§ Input
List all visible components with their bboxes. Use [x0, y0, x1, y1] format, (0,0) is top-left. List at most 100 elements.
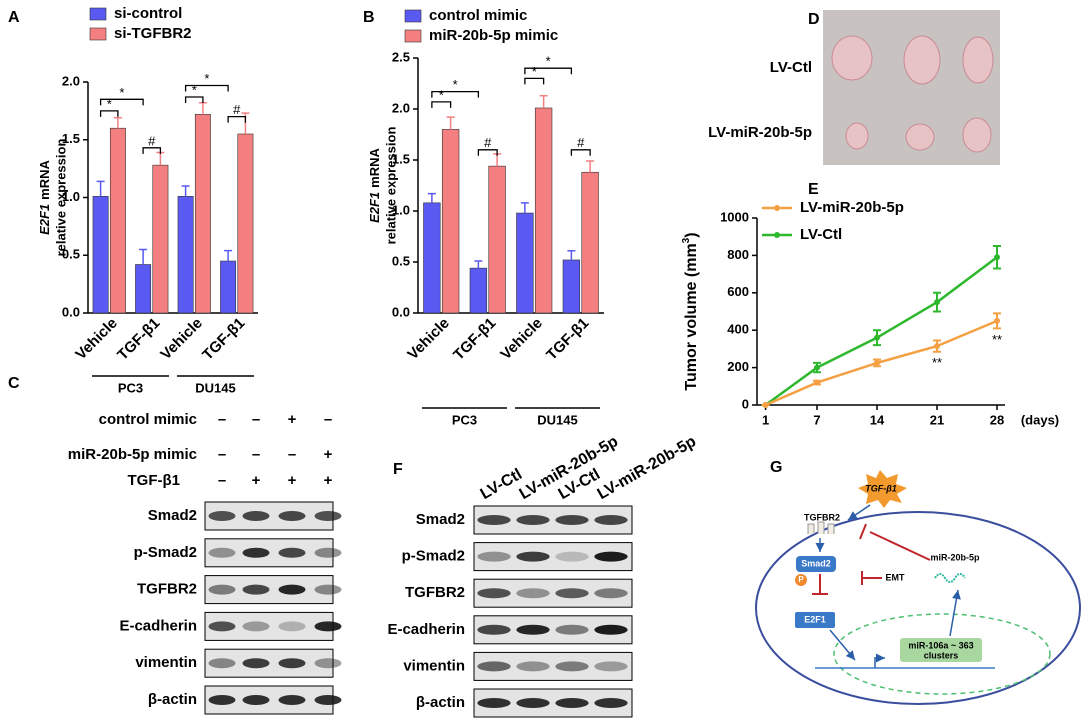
- legend-swatch: [404, 29, 422, 43]
- y-axis-label: E2F1 mRNA: [37, 159, 52, 234]
- x-tick-label: 21: [930, 412, 944, 427]
- significance-bracket: [142, 147, 162, 154]
- error-bar: [474, 260, 483, 269]
- ligand: TGF-β1: [865, 483, 897, 493]
- point: [994, 254, 1000, 261]
- significance-bracket: [524, 67, 573, 75]
- panel-label: B: [363, 9, 375, 26]
- y-axis-label-end: ): [683, 232, 700, 237]
- blot-band: [208, 547, 236, 558]
- smad: Smad2: [801, 558, 831, 568]
- y-tick-label: 0: [742, 396, 749, 411]
- point: [762, 402, 769, 408]
- error-bar: [567, 250, 576, 260]
- legend-label: LV-miR-20b-5p: [800, 199, 904, 216]
- blot-band: [516, 624, 550, 635]
- significance-mark: *: [546, 54, 551, 69]
- blot-band: [314, 584, 342, 595]
- condition-sign: –: [288, 446, 296, 463]
- blot-band: [208, 584, 236, 595]
- y-tick-label: 0.5: [392, 253, 410, 268]
- blot-band: [516, 588, 550, 599]
- blot-label: β-actin: [148, 691, 197, 708]
- y-axis-label-sup: 3: [681, 237, 692, 243]
- blot-band: [208, 621, 236, 632]
- blot-band: [278, 695, 306, 705]
- condition-label: miR-20b-5p mimic: [68, 446, 197, 463]
- significance-bracket: [524, 77, 545, 85]
- legend-swatch: [89, 27, 107, 41]
- bar: [581, 171, 599, 314]
- significance-bracket: [184, 96, 204, 104]
- blot-band: [477, 661, 511, 672]
- blot-band: [242, 658, 270, 669]
- y-tick-label: 2.0: [392, 100, 410, 115]
- significance-mark: #: [233, 102, 241, 117]
- blot-label: vimentin: [135, 654, 197, 671]
- point: [814, 379, 820, 386]
- error-bar: [156, 151, 165, 166]
- group-label: DU145: [195, 380, 235, 395]
- legend-marker: [774, 205, 780, 211]
- point: [814, 364, 820, 371]
- blot-band: [555, 698, 589, 708]
- y-tick-label: 200: [727, 359, 749, 374]
- panel-label: G: [770, 459, 782, 476]
- legend-label: miR-20b-5p mimic: [429, 27, 558, 44]
- blot-band: [594, 698, 628, 708]
- group-label: PC3: [452, 412, 477, 427]
- blot-label: E-cadherin: [387, 621, 465, 638]
- error-bar: [427, 192, 436, 203]
- blot-band: [314, 511, 342, 521]
- x-tick-label: 14: [870, 412, 885, 427]
- series-line: [765, 319, 998, 407]
- blot-band: [516, 551, 550, 562]
- lane-label: LV-Ctl: [478, 466, 526, 503]
- x-tick-label: TGF-β1: [114, 315, 163, 364]
- significance-bracket: [477, 149, 498, 156]
- condition-label: control mimic: [99, 411, 197, 428]
- x-axis-label: (days): [1021, 412, 1059, 427]
- blot-band: [555, 624, 589, 635]
- blot-band: [555, 661, 589, 672]
- condition-sign: +: [324, 446, 333, 463]
- blot-band: [242, 547, 270, 558]
- x-tick-label: Vehicle: [497, 315, 546, 364]
- blot-band: [208, 658, 236, 669]
- bar: [441, 129, 460, 314]
- blot-band: [555, 515, 589, 525]
- y-tick-label: 2.5: [392, 49, 410, 64]
- bar: [135, 264, 152, 314]
- bar: [562, 259, 581, 314]
- blot-band: [594, 551, 628, 562]
- blot-band: [278, 658, 306, 669]
- error-bar: [113, 117, 122, 129]
- group-label: PC3: [118, 380, 143, 395]
- panel-label: C: [8, 375, 20, 392]
- bar: [220, 260, 237, 314]
- blot-band: [594, 661, 628, 672]
- blot-band: [242, 584, 270, 595]
- significance-mark: #: [484, 135, 492, 150]
- y-tick-label: 600: [727, 284, 749, 299]
- blot-band: [314, 658, 342, 669]
- error-bar: [586, 160, 595, 173]
- group-label: DU145: [537, 412, 577, 427]
- blot-band: [516, 698, 550, 708]
- blot-band: [594, 624, 628, 635]
- significance-bracket: [431, 101, 452, 108]
- photo-label: LV-miR-20b-5p: [708, 124, 812, 141]
- blot-label: TGFBR2: [405, 584, 465, 601]
- blot-band: [477, 624, 511, 635]
- significance-bracket: [99, 98, 144, 106]
- blot-band: [242, 695, 270, 705]
- blot-band: [594, 588, 628, 599]
- condition-sign: +: [288, 411, 297, 428]
- significance-mark: **: [932, 355, 942, 370]
- bar: [177, 196, 194, 314]
- significance-bracket: [184, 84, 229, 92]
- significance-mark: *: [107, 96, 112, 111]
- blot-label: Smad2: [416, 511, 465, 528]
- bar: [423, 202, 441, 314]
- y-tick-label: 1.0: [392, 202, 410, 217]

§ Exercise
Hand back the data above exactly, with no images.

§ Answer for the task
List all visible components with their bboxes. Use [x0, y0, x1, y1] format, (0,0) is top-left. List at most 100 elements.
- legend-swatch: [404, 29, 422, 43]
- y-axis-label: E2F1 mRNA: [37, 159, 52, 234]
- x-tick-label: 21: [930, 412, 944, 427]
- significance-bracket: [142, 147, 162, 154]
- error-bar: [474, 260, 483, 269]
- ligand: TGF-β1: [865, 483, 897, 493]
- point: [994, 254, 1000, 261]
- significance-bracket: [524, 67, 573, 75]
- panel-label: B: [363, 9, 375, 26]
- y-axis-label-end: ): [683, 232, 700, 237]
- blot-band: [208, 547, 236, 558]
- smad: Smad2: [801, 558, 831, 568]
- y-tick-label: 0: [742, 396, 749, 411]
- point: [762, 402, 769, 408]
- error-bar: [567, 250, 576, 260]
- legend-label: LV-miR-20b-5p: [800, 199, 904, 216]
- blot-band: [516, 624, 550, 635]
- significance-mark: *: [546, 54, 551, 69]
- blot-band: [314, 584, 342, 595]
- condition-sign: –: [288, 446, 296, 463]
- blot-band: [208, 584, 236, 595]
- y-tick-label: 0.5: [392, 253, 410, 268]
- blot-band: [516, 588, 550, 599]
- blot-label: β-actin: [148, 691, 197, 708]
- y-axis-label-sup: 3: [681, 237, 692, 243]
- blot-band: [208, 621, 236, 632]
- blot-band: [278, 695, 306, 705]
- condition-label: miR-20b-5p mimic: [68, 446, 197, 463]
- significance-bracket: [524, 77, 545, 85]
- legend-swatch: [89, 27, 107, 41]
- bar: [581, 171, 599, 314]
- significance-bracket: [184, 96, 204, 104]
- blot-band: [477, 661, 511, 672]
- blot-band: [242, 658, 270, 669]
- y-tick-label: 2.0: [392, 100, 410, 115]
- significance-mark: #: [233, 102, 241, 117]
- blot-label: vimentin: [135, 654, 197, 671]
- point: [814, 379, 820, 386]
- error-bar: [156, 151, 165, 166]
- group-label: DU145: [195, 380, 235, 395]
- legend-marker: [774, 205, 780, 211]
- point: [814, 364, 820, 371]
- blot-band: [555, 698, 589, 708]
- y-tick-label: 200: [727, 359, 749, 374]
- panel-label: G: [770, 459, 782, 476]
- legend-label: miR-20b-5p mimic: [429, 27, 558, 44]
- blot-band: [594, 698, 628, 708]
- group-label: PC3: [452, 412, 477, 427]
- blot-label: E-cadherin: [387, 621, 465, 638]
- error-bar: [427, 192, 436, 203]
- blot-band: [314, 511, 342, 521]
- x-tick-label: 14: [870, 412, 885, 427]
- series-line: [765, 319, 998, 407]
- blot-band: [516, 551, 550, 562]
- lane-label: LV-Ctl: [478, 466, 526, 503]
- x-tick-label: TGF-β1: [114, 315, 163, 364]
- significance-bracket: [477, 149, 498, 156]
- condition-label: control mimic: [99, 411, 197, 428]
- x-axis-label: (days): [1021, 412, 1059, 427]
- blot-band: [555, 624, 589, 635]
- blot-band: [555, 661, 589, 672]
- condition-sign: +: [324, 446, 333, 463]
- blot-band: [242, 547, 270, 558]
- x-tick-label: Vehicle: [497, 315, 546, 364]
- blot-band: [208, 658, 236, 669]
- bar: [441, 129, 460, 314]
- blot-band: [555, 515, 589, 525]
- y-tick-label: 2.5: [392, 49, 410, 64]
- bar: [135, 264, 152, 314]
- bar: [562, 259, 581, 314]
- blot-band: [594, 551, 628, 562]
- blot-band: [278, 658, 306, 669]
- error-bar: [113, 117, 122, 129]
- group-label: PC3: [118, 380, 143, 395]
- panel-label: C: [8, 375, 20, 392]
- bar: [220, 260, 237, 314]
- blot-band: [594, 661, 628, 672]
- blot-band: [242, 584, 270, 595]
- significance-mark: #: [484, 135, 492, 150]
- y-tick-label: 600: [727, 284, 749, 299]
- blot-band: [314, 658, 342, 669]
- error-bar: [586, 160, 595, 173]
- group-label: DU145: [537, 412, 577, 427]
- blot-band: [516, 698, 550, 708]
- blot-band: [594, 624, 628, 635]
- significance-bracket: [431, 101, 452, 108]
- photo-label: LV-miR-20b-5p: [708, 124, 812, 141]
- blot-label: TGFBR2: [405, 584, 465, 601]
- blot-band: [477, 624, 511, 635]
- significance-bracket: [99, 98, 144, 106]
- blot-band: [242, 695, 270, 705]
- blot-band: [594, 588, 628, 599]
- condition-sign: +: [288, 411, 297, 428]
- significance-mark: **: [932, 355, 942, 370]
- bar: [177, 196, 194, 314]
- significance-bracket: [184, 84, 229, 92]
- significance-mark: *: [107, 96, 112, 111]
- blot-label: Smad2: [416, 511, 465, 528]
- bar: [423, 202, 441, 314]
- y-tick-label: 1.0: [392, 202, 410, 217]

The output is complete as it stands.